# GIVEN EXERCISE:
Print the entries below word for word; the pictures stay out of your copy.

# ITEMS:
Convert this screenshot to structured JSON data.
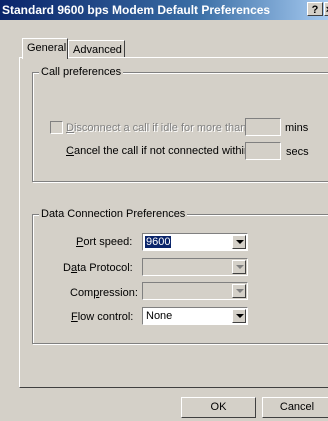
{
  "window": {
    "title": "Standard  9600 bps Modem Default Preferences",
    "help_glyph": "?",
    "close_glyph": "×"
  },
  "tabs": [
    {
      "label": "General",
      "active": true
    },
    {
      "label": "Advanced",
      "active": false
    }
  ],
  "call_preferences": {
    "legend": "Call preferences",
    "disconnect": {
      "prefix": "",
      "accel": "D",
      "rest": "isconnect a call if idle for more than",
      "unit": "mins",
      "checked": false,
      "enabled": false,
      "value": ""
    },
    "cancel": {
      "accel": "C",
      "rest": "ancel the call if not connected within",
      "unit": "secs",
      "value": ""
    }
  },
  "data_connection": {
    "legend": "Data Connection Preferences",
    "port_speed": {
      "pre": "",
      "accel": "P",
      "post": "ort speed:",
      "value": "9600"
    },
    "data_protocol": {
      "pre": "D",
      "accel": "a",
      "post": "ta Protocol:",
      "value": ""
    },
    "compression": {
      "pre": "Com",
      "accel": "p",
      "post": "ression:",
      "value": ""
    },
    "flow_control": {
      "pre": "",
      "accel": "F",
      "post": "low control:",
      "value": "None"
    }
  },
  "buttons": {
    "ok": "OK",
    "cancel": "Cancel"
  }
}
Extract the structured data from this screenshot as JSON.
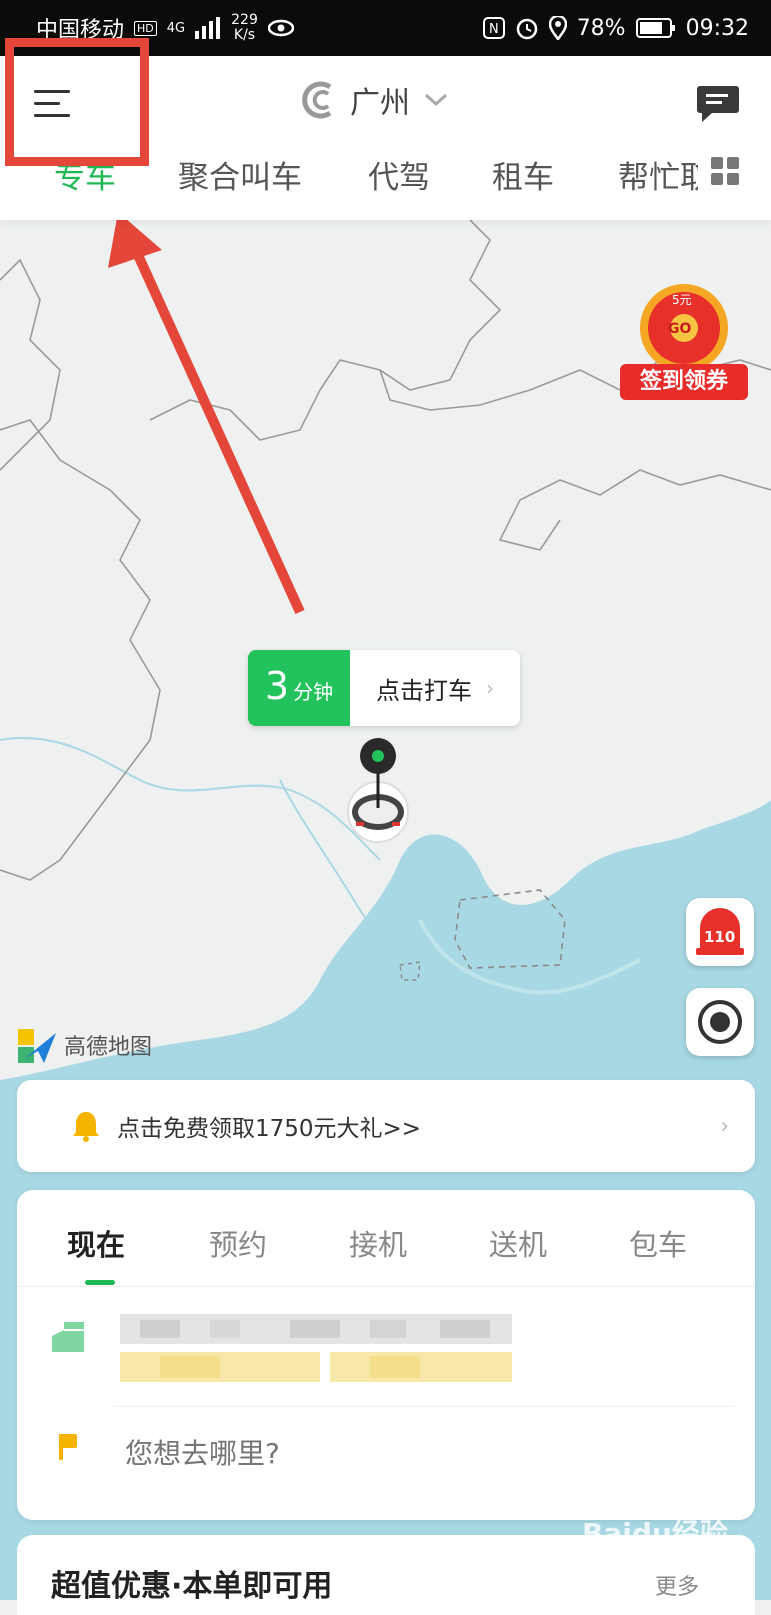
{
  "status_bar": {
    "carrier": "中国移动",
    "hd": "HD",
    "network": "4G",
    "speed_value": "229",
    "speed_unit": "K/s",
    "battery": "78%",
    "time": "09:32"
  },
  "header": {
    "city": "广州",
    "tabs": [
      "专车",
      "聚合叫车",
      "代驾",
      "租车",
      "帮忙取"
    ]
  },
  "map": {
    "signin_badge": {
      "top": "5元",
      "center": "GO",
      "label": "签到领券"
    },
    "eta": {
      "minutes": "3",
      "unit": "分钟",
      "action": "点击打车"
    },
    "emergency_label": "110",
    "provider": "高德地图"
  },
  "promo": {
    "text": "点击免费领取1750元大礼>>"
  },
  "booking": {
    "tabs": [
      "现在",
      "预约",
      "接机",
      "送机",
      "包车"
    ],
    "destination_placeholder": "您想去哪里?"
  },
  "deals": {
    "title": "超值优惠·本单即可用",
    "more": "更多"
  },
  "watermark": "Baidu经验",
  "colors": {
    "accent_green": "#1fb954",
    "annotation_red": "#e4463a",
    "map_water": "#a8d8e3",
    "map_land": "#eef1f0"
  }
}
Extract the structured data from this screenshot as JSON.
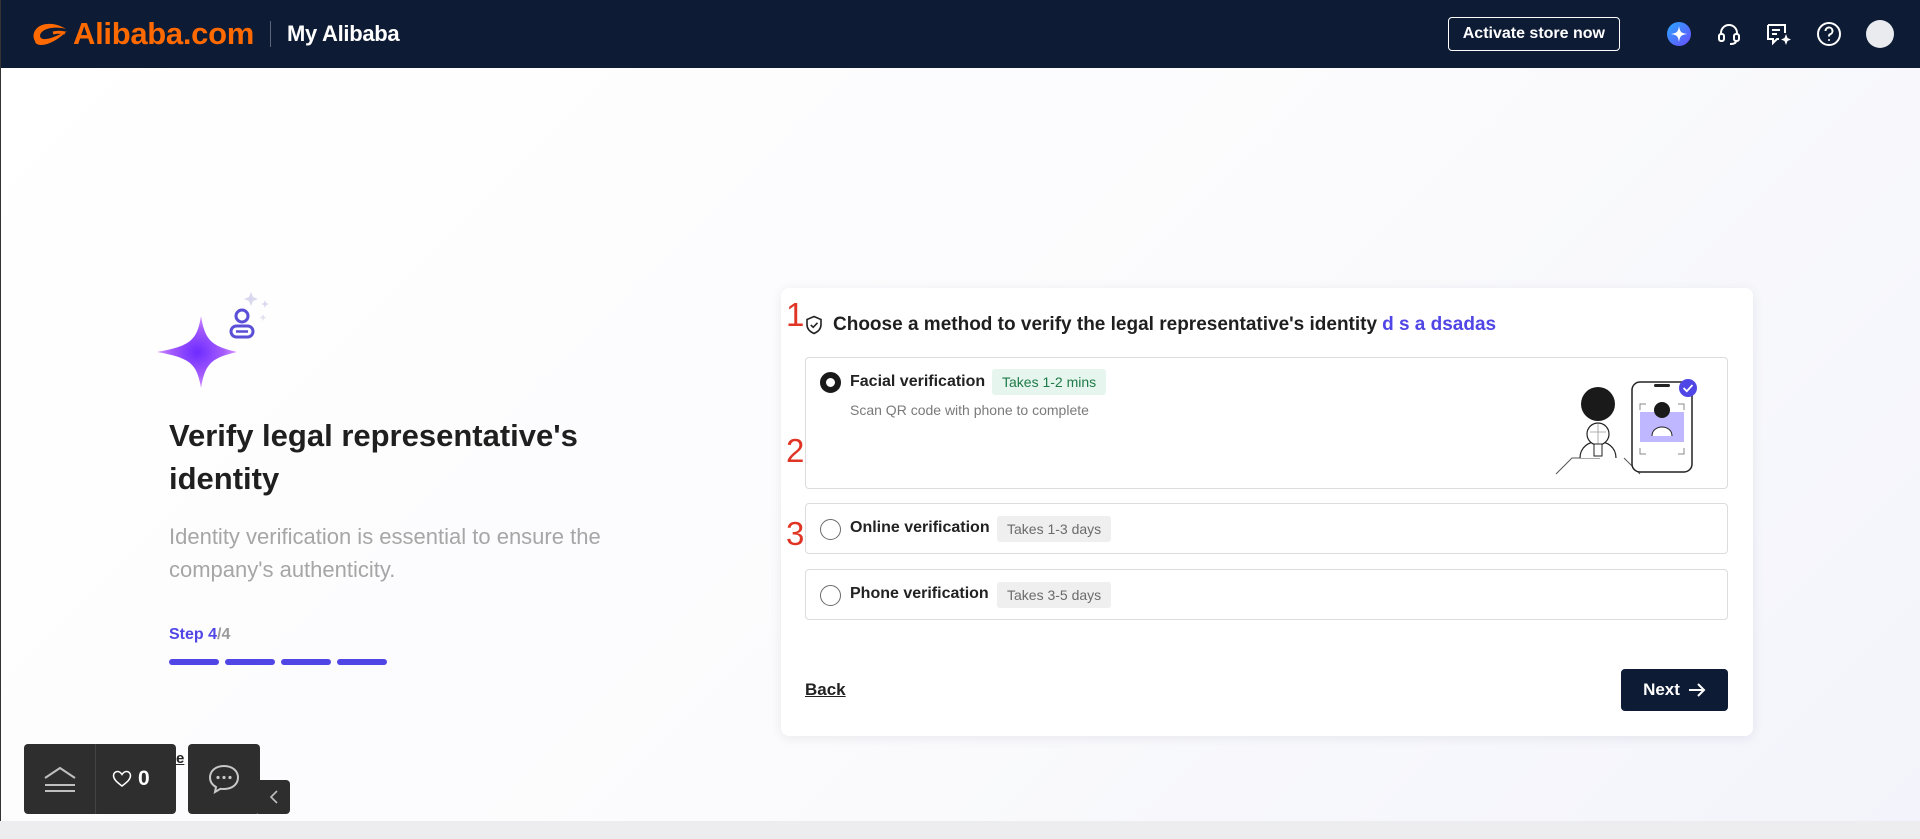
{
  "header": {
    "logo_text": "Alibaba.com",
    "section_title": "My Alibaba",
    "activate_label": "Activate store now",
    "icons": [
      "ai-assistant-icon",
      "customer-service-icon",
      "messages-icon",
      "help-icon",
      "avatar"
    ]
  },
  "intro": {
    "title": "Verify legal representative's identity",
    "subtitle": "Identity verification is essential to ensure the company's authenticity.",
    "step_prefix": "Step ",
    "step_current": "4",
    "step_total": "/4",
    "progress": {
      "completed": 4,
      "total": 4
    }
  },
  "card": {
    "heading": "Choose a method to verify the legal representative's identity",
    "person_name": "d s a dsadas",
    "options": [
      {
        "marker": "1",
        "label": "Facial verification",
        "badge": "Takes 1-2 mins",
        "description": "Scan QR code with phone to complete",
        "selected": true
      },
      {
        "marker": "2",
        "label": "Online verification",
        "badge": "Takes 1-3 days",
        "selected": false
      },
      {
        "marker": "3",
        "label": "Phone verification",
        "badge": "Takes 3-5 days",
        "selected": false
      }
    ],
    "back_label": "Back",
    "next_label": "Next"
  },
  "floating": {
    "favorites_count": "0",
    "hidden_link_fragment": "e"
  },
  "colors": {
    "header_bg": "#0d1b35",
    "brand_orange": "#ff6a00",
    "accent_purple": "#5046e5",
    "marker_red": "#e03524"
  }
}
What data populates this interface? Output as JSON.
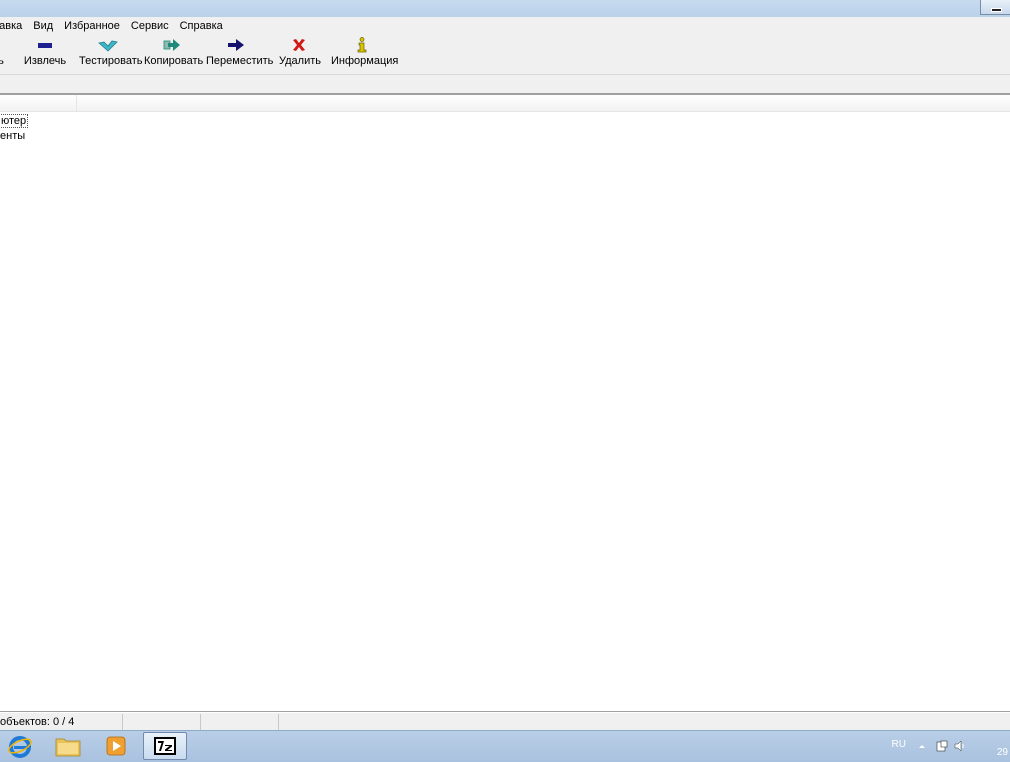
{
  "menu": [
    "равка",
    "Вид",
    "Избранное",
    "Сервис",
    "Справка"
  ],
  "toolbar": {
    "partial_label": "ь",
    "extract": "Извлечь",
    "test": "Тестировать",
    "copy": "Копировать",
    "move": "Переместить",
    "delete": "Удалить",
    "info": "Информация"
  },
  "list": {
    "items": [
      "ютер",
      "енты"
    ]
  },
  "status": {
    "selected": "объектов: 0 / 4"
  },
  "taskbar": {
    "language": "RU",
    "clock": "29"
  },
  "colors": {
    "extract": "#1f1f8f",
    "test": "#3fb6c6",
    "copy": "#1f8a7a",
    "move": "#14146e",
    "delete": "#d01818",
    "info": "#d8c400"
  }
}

# THE SOLUTION:
Convert this screenshot to structured JSON data.
{
  "window": {
    "title": "Standard  9600 bps Modem Default Preferences",
    "help_glyph": "?",
    "close_glyph": "×"
  },
  "tabs": [
    {
      "label": "General",
      "active": true
    },
    {
      "label": "Advanced",
      "active": false
    }
  ],
  "call_preferences": {
    "legend": "Call preferences",
    "disconnect": {
      "prefix": "",
      "accel": "D",
      "rest": "isconnect a call if idle for more than",
      "unit": "mins",
      "checked": false,
      "enabled": false,
      "value": ""
    },
    "cancel": {
      "accel": "C",
      "rest": "ancel the call if not connected within",
      "unit": "secs",
      "value": ""
    }
  },
  "data_connection": {
    "legend": "Data Connection Preferences",
    "port_speed": {
      "pre": "",
      "accel": "P",
      "post": "ort speed:",
      "value": "9600"
    },
    "data_protocol": {
      "pre": "D",
      "accel": "a",
      "post": "ta Protocol:",
      "value": ""
    },
    "compression": {
      "pre": "Com",
      "accel": "p",
      "post": "ression:",
      "value": ""
    },
    "flow_control": {
      "pre": "",
      "accel": "F",
      "post": "low control:",
      "value": "None"
    }
  },
  "buttons": {
    "ok": "OK",
    "cancel": "Cancel"
  }
}
Extract the structured data from this screenshot as JSON.
{
  "status_bar": {
    "carrier": "中国移动",
    "hd": "HD",
    "network": "4G",
    "speed_value": "229",
    "speed_unit": "K/s",
    "battery": "78%",
    "time": "09:32"
  },
  "header": {
    "city": "广州",
    "tabs": [
      "专车",
      "聚合叫车",
      "代驾",
      "租车",
      "帮忙取"
    ]
  },
  "map": {
    "signin_badge": {
      "top": "5元",
      "center": "GO",
      "label": "签到领券"
    },
    "eta": {
      "minutes": "3",
      "unit": "分钟",
      "action": "点击打车"
    },
    "emergency_label": "110",
    "provider": "高德地图"
  },
  "promo": {
    "text": "点击免费领取1750元大礼>>"
  },
  "booking": {
    "tabs": [
      "现在",
      "预约",
      "接机",
      "送机",
      "包车"
    ],
    "destination_placeholder": "您想去哪里?"
  },
  "deals": {
    "title": "超值优惠·本单即可用",
    "more": "更多"
  },
  "watermark": "Baidu经验",
  "colors": {
    "accent_green": "#1fb954",
    "annotation_red": "#e4463a",
    "map_water": "#a8d8e3",
    "map_land": "#eef1f0"
  }
}
Extract the structured data from this screenshot as JSON.
{
  "header": {
    "logo_text": "Alibaba.com",
    "section_title": "My Alibaba",
    "activate_label": "Activate store now",
    "icons": [
      "ai-assistant-icon",
      "customer-service-icon",
      "messages-icon",
      "help-icon",
      "avatar"
    ]
  },
  "intro": {
    "title": "Verify legal representative's identity",
    "subtitle": "Identity verification is essential to ensure the company's authenticity.",
    "step_prefix": "Step ",
    "step_current": "4",
    "step_total": "/4",
    "progress": {
      "completed": 4,
      "total": 4
    }
  },
  "card": {
    "heading": "Choose a method to verify the legal representative's identity",
    "person_name": "d s a dsadas",
    "options": [
      {
        "marker": "1",
        "label": "Facial verification",
        "badge": "Takes 1-2 mins",
        "description": "Scan QR code with phone to complete",
        "selected": true
      },
      {
        "marker": "2",
        "label": "Online verification",
        "badge": "Takes 1-3 days",
        "selected": false
      },
      {
        "marker": "3",
        "label": "Phone verification",
        "badge": "Takes 3-5 days",
        "selected": false
      }
    ],
    "back_label": "Back",
    "next_label": "Next"
  },
  "floating": {
    "favorites_count": "0",
    "hidden_link_fragment": "e"
  },
  "colors": {
    "header_bg": "#0d1b35",
    "brand_orange": "#ff6a00",
    "accent_purple": "#5046e5",
    "marker_red": "#e03524"
  }
}
What data populates this interface? Output as JSON.
{
  "menu": [
    "равка",
    "Вид",
    "Избранное",
    "Сервис",
    "Справка"
  ],
  "toolbar": {
    "partial_label": "ь",
    "extract": "Извлечь",
    "test": "Тестировать",
    "copy": "Копировать",
    "move": "Переместить",
    "delete": "Удалить",
    "info": "Информация"
  },
  "list": {
    "items": [
      "ютер",
      "енты"
    ]
  },
  "status": {
    "selected": "объектов: 0 / 4"
  },
  "taskbar": {
    "language": "RU",
    "clock": "29"
  },
  "colors": {
    "extract": "#1f1f8f",
    "test": "#3fb6c6",
    "copy": "#1f8a7a",
    "move": "#14146e",
    "delete": "#d01818",
    "info": "#d8c400"
  }
}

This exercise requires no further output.